WORK TO BE COMPLETED :: Each entry that follows is to be retyped exactly. Pictures do not belong in the copy.

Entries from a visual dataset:

+++++

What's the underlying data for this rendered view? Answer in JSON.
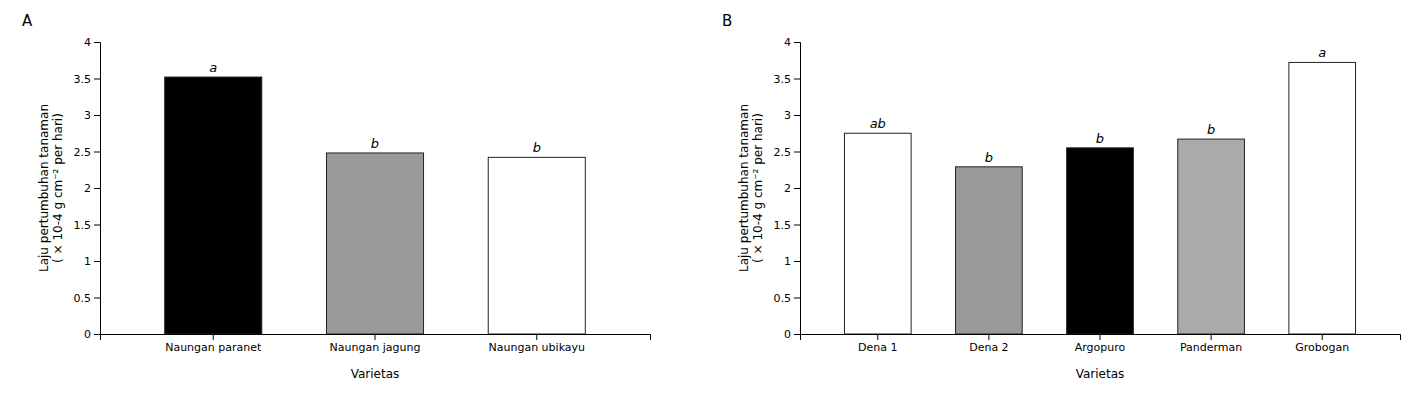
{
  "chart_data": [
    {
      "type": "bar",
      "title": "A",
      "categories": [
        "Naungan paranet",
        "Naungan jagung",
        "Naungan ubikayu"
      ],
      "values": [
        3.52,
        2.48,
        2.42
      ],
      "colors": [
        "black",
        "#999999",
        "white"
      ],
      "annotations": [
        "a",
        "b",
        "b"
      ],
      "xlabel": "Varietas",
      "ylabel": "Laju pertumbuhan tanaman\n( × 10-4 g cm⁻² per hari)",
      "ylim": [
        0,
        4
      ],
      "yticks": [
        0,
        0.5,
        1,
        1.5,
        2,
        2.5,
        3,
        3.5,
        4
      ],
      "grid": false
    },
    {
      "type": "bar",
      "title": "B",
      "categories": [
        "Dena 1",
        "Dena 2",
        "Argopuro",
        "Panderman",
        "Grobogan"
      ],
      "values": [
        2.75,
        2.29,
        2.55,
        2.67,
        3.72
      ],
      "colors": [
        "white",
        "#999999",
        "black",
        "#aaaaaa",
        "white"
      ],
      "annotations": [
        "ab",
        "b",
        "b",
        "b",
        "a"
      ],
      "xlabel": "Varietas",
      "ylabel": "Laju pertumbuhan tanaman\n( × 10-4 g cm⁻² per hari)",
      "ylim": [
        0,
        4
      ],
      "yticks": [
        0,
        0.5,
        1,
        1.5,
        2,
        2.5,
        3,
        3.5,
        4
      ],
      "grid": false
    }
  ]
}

+++++

CORRECT RESPONSE ::
What's the underlying data for this rendered view? Answer in JSON.
{
  "chart_data": [
    {
      "type": "bar",
      "title": "A",
      "categories": [
        "Naungan paranet",
        "Naungan jagung",
        "Naungan ubikayu"
      ],
      "values": [
        3.52,
        2.48,
        2.42
      ],
      "colors": [
        "black",
        "#999999",
        "white"
      ],
      "annotations": [
        "a",
        "b",
        "b"
      ],
      "xlabel": "Varietas",
      "ylabel": "Laju pertumbuhan tanaman\n( × 10-4 g cm⁻² per hari)",
      "ylim": [
        0,
        4
      ],
      "yticks": [
        0,
        0.5,
        1,
        1.5,
        2,
        2.5,
        3,
        3.5,
        4
      ],
      "grid": false
    },
    {
      "type": "bar",
      "title": "B",
      "categories": [
        "Dena 1",
        "Dena 2",
        "Argopuro",
        "Panderman",
        "Grobogan"
      ],
      "values": [
        2.75,
        2.29,
        2.55,
        2.67,
        3.72
      ],
      "colors": [
        "white",
        "#999999",
        "black",
        "#aaaaaa",
        "white"
      ],
      "annotations": [
        "ab",
        "b",
        "b",
        "b",
        "a"
      ],
      "xlabel": "Varietas",
      "ylabel": "Laju pertumbuhan tanaman\n( × 10-4 g cm⁻² per hari)",
      "ylim": [
        0,
        4
      ],
      "yticks": [
        0,
        0.5,
        1,
        1.5,
        2,
        2.5,
        3,
        3.5,
        4
      ],
      "grid": false
    }
  ]
}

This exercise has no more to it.